DATA ROWS>
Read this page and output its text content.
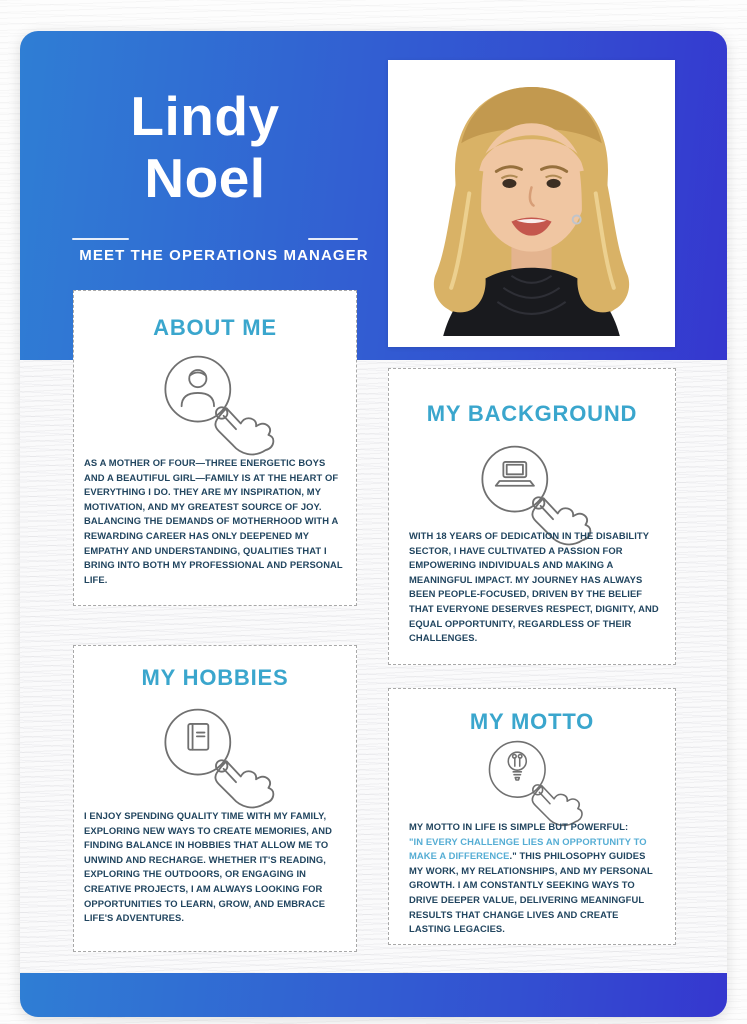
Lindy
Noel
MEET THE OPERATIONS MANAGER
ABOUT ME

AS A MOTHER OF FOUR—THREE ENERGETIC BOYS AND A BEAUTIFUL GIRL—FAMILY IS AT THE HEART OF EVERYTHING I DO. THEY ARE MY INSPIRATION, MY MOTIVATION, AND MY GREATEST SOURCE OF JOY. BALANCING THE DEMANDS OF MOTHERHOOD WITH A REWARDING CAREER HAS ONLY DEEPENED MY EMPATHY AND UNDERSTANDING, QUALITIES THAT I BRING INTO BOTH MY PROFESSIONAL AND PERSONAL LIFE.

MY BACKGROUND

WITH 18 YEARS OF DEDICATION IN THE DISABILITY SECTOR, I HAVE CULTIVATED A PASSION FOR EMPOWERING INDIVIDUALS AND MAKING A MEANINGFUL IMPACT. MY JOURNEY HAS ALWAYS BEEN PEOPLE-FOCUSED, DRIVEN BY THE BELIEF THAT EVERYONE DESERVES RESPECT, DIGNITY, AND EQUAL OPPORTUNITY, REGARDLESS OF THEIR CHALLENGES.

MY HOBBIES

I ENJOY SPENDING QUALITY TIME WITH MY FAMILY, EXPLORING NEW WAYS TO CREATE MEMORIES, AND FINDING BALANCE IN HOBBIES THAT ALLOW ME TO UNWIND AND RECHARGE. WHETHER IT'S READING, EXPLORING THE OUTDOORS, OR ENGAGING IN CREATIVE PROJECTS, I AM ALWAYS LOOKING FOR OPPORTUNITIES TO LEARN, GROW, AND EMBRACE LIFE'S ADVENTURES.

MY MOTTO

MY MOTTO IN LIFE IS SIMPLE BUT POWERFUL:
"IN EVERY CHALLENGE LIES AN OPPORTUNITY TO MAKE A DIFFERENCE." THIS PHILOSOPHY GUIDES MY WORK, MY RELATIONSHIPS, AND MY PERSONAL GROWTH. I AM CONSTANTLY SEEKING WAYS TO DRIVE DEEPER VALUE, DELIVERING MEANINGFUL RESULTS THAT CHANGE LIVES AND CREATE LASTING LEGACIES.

REQUEST> From the entries above, copy every line where the word "MOTTO" shows up.

EXERCISE RESPONSE>
MY MOTTO
MY MOTTO IN LIFE IS SIMPLE BUT POWERFUL:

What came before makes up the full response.